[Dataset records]

· · · ·

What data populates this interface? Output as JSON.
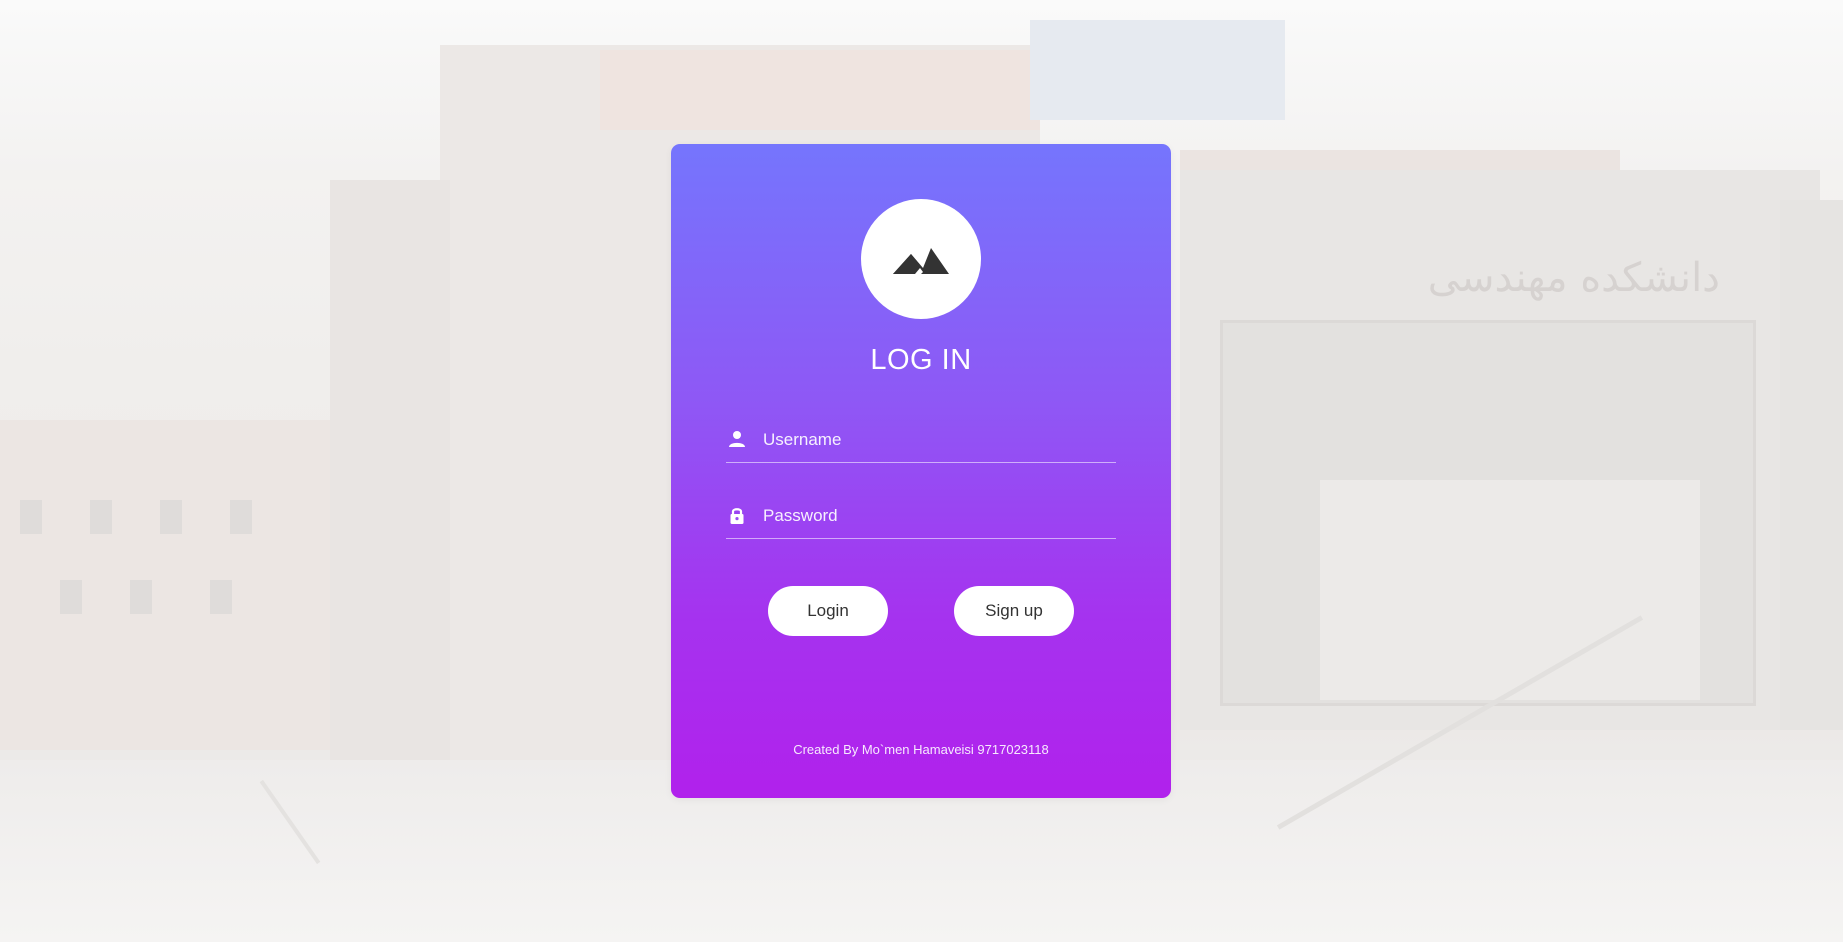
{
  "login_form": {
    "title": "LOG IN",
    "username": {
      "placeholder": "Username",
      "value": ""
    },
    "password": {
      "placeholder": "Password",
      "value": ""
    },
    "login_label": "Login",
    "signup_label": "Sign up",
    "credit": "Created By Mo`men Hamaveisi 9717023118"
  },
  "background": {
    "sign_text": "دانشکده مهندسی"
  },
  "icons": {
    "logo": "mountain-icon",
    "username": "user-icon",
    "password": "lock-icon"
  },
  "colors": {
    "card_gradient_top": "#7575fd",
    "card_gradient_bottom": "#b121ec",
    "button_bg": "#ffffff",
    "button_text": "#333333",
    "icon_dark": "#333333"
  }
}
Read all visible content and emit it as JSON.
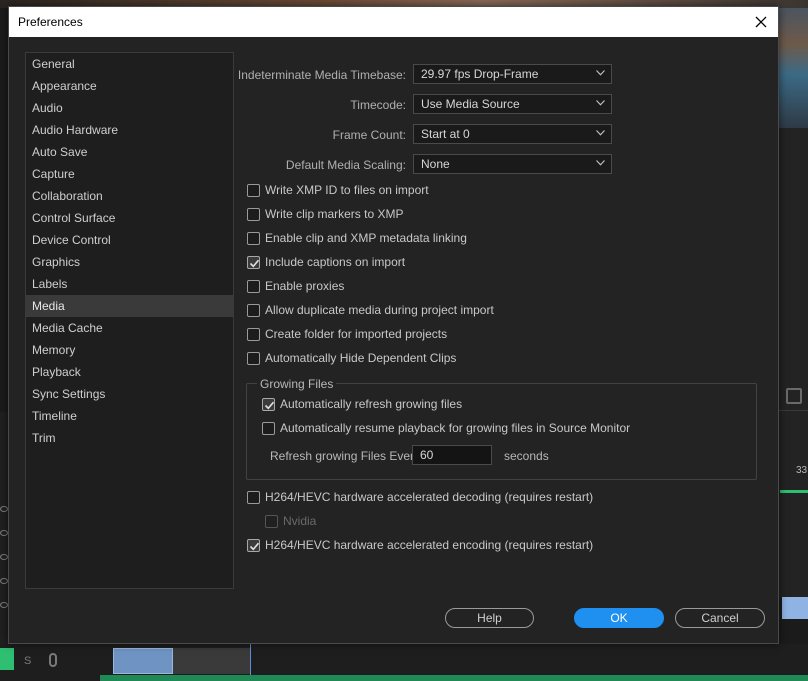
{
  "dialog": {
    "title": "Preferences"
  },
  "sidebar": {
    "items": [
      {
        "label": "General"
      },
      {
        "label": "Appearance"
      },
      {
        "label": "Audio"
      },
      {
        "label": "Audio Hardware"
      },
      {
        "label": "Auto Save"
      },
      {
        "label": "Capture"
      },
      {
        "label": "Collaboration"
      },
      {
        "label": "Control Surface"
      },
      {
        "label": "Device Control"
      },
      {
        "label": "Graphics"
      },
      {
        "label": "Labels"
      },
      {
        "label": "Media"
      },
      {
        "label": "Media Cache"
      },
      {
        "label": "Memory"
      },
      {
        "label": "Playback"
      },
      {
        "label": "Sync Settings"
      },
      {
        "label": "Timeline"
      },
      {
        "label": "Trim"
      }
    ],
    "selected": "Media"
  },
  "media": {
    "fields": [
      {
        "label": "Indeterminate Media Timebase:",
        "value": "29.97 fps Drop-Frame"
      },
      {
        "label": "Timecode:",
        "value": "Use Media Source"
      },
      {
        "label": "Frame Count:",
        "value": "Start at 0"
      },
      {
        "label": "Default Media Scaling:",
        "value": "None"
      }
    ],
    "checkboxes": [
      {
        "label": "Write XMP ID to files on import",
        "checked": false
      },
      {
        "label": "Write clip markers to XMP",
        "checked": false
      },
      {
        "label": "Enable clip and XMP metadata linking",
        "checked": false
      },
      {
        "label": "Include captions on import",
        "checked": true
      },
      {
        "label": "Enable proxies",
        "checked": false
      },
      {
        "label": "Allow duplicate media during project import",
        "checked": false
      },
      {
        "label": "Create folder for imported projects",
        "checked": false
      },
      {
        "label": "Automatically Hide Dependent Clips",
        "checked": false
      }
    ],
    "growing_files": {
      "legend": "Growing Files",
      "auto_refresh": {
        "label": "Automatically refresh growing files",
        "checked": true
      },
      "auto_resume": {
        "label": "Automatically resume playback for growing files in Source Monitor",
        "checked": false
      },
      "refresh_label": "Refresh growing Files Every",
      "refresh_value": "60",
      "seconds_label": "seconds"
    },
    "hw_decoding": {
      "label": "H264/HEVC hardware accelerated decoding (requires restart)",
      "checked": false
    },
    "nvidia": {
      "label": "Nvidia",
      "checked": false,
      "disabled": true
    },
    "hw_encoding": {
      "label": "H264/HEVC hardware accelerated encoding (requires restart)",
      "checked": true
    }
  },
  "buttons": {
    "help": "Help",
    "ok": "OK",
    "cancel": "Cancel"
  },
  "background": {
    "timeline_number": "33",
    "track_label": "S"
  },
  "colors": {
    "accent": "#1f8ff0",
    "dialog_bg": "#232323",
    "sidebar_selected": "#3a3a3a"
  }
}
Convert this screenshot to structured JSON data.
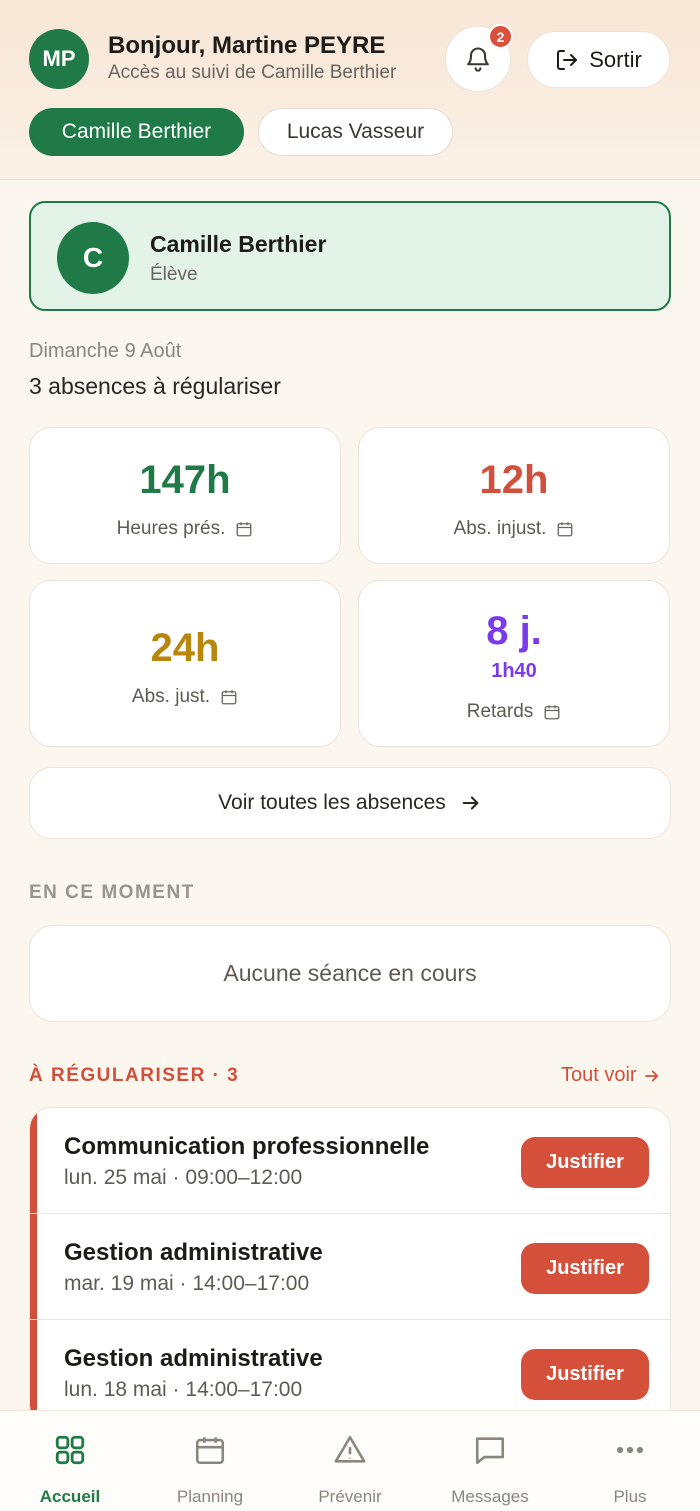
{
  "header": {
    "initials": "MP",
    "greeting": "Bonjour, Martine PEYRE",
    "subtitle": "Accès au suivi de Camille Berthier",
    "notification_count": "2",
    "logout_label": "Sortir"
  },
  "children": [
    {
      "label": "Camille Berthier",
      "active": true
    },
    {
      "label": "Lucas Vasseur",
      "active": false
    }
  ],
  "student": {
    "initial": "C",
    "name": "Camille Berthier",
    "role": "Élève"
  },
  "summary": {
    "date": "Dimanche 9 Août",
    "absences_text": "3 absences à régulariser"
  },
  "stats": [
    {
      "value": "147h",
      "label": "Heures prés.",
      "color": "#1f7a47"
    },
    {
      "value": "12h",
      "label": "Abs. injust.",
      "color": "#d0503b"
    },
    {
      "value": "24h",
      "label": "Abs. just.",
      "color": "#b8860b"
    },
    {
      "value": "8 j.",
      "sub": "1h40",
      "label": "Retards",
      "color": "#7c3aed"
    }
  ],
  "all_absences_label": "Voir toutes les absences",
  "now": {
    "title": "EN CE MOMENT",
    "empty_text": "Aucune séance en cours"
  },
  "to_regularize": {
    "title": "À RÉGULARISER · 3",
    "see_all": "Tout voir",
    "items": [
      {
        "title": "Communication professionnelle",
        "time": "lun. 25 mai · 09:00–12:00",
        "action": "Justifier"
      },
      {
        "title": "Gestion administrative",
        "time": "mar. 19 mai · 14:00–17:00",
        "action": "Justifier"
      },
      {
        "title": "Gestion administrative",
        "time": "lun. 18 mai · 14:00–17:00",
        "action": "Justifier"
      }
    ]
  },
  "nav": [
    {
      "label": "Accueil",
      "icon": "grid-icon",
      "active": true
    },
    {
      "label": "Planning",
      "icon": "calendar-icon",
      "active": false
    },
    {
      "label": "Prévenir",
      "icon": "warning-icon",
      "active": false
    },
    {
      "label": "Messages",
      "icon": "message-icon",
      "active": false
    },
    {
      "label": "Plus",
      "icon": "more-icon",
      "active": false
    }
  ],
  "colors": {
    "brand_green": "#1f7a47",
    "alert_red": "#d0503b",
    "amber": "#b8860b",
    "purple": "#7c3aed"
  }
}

· · · ·

## Instructions to follow
Retype all the records shown above, character for character. Omit every picture.

## The reply
What data populates this interface? Output as JSON.
{
  "login_form": {
    "title": "LOG IN",
    "username": {
      "placeholder": "Username",
      "value": ""
    },
    "password": {
      "placeholder": "Password",
      "value": ""
    },
    "login_label": "Login",
    "signup_label": "Sign up",
    "credit": "Created By Mo`men Hamaveisi 9717023118"
  },
  "background": {
    "sign_text": "دانشکده مهندسی"
  },
  "icons": {
    "logo": "mountain-icon",
    "username": "user-icon",
    "password": "lock-icon"
  },
  "colors": {
    "card_gradient_top": "#7575fd",
    "card_gradient_bottom": "#b121ec",
    "button_bg": "#ffffff",
    "button_text": "#333333",
    "icon_dark": "#333333"
  }
}
Read all visible content and emit it as JSON.
{
  "dialog": {
    "title": "Preferences"
  },
  "sidebar": {
    "items": [
      {
        "label": "General"
      },
      {
        "label": "Appearance"
      },
      {
        "label": "Audio"
      },
      {
        "label": "Audio Hardware"
      },
      {
        "label": "Auto Save"
      },
      {
        "label": "Capture"
      },
      {
        "label": "Collaboration"
      },
      {
        "label": "Control Surface"
      },
      {
        "label": "Device Control"
      },
      {
        "label": "Graphics"
      },
      {
        "label": "Labels"
      },
      {
        "label": "Media"
      },
      {
        "label": "Media Cache"
      },
      {
        "label": "Memory"
      },
      {
        "label": "Playback"
      },
      {
        "label": "Sync Settings"
      },
      {
        "label": "Timeline"
      },
      {
        "label": "Trim"
      }
    ],
    "selected": "Media"
  },
  "media": {
    "fields": [
      {
        "label": "Indeterminate Media Timebase:",
        "value": "29.97 fps Drop-Frame"
      },
      {
        "label": "Timecode:",
        "value": "Use Media Source"
      },
      {
        "label": "Frame Count:",
        "value": "Start at 0"
      },
      {
        "label": "Default Media Scaling:",
        "value": "None"
      }
    ],
    "checkboxes": [
      {
        "label": "Write XMP ID to files on import",
        "checked": false
      },
      {
        "label": "Write clip markers to XMP",
        "checked": false
      },
      {
        "label": "Enable clip and XMP metadata linking",
        "checked": false
      },
      {
        "label": "Include captions on import",
        "checked": true
      },
      {
        "label": "Enable proxies",
        "checked": false
      },
      {
        "label": "Allow duplicate media during project import",
        "checked": false
      },
      {
        "label": "Create folder for imported projects",
        "checked": false
      },
      {
        "label": "Automatically Hide Dependent Clips",
        "checked": false
      }
    ],
    "growing_files": {
      "legend": "Growing Files",
      "auto_refresh": {
        "label": "Automatically refresh growing files",
        "checked": true
      },
      "auto_resume": {
        "label": "Automatically resume playback for growing files in Source Monitor",
        "checked": false
      },
      "refresh_label": "Refresh growing Files Every",
      "refresh_value": "60",
      "seconds_label": "seconds"
    },
    "hw_decoding": {
      "label": "H264/HEVC hardware accelerated decoding (requires restart)",
      "checked": false
    },
    "nvidia": {
      "label": "Nvidia",
      "checked": false,
      "disabled": true
    },
    "hw_encoding": {
      "label": "H264/HEVC hardware accelerated encoding (requires restart)",
      "checked": true
    }
  },
  "buttons": {
    "help": "Help",
    "ok": "OK",
    "cancel": "Cancel"
  },
  "background": {
    "timeline_number": "33",
    "track_label": "S"
  },
  "colors": {
    "accent": "#1f8ff0",
    "dialog_bg": "#232323",
    "sidebar_selected": "#3a3a3a"
  }
}
Convert this screenshot to structured JSON data.
{
  "header": {
    "initials": "MP",
    "greeting": "Bonjour, Martine PEYRE",
    "subtitle": "Accès au suivi de Camille Berthier",
    "notification_count": "2",
    "logout_label": "Sortir"
  },
  "children": [
    {
      "label": "Camille Berthier",
      "active": true
    },
    {
      "label": "Lucas Vasseur",
      "active": false
    }
  ],
  "student": {
    "initial": "C",
    "name": "Camille Berthier",
    "role": "Élève"
  },
  "summary": {
    "date": "Dimanche 9 Août",
    "absences_text": "3 absences à régulariser"
  },
  "stats": [
    {
      "value": "147h",
      "label": "Heures prés.",
      "color": "#1f7a47"
    },
    {
      "value": "12h",
      "label": "Abs. injust.",
      "color": "#d0503b"
    },
    {
      "value": "24h",
      "label": "Abs. just.",
      "color": "#b8860b"
    },
    {
      "value": "8 j.",
      "sub": "1h40",
      "label": "Retards",
      "color": "#7c3aed"
    }
  ],
  "all_absences_label": "Voir toutes les absences",
  "now": {
    "title": "EN CE MOMENT",
    "empty_text": "Aucune séance en cours"
  },
  "to_regularize": {
    "title": "À RÉGULARISER · 3",
    "see_all": "Tout voir",
    "items": [
      {
        "title": "Communication professionnelle",
        "time": "lun. 25 mai · 09:00–12:00",
        "action": "Justifier"
      },
      {
        "title": "Gestion administrative",
        "time": "mar. 19 mai · 14:00–17:00",
        "action": "Justifier"
      },
      {
        "title": "Gestion administrative",
        "time": "lun. 18 mai · 14:00–17:00",
        "action": "Justifier"
      }
    ]
  },
  "nav": [
    {
      "label": "Accueil",
      "icon": "grid-icon",
      "active": true
    },
    {
      "label": "Planning",
      "icon": "calendar-icon",
      "active": false
    },
    {
      "label": "Prévenir",
      "icon": "warning-icon",
      "active": false
    },
    {
      "label": "Messages",
      "icon": "message-icon",
      "active": false
    },
    {
      "label": "Plus",
      "icon": "more-icon",
      "active": false
    }
  ],
  "colors": {
    "brand_green": "#1f7a47",
    "alert_red": "#d0503b",
    "amber": "#b8860b",
    "purple": "#7c3aed"
  }
}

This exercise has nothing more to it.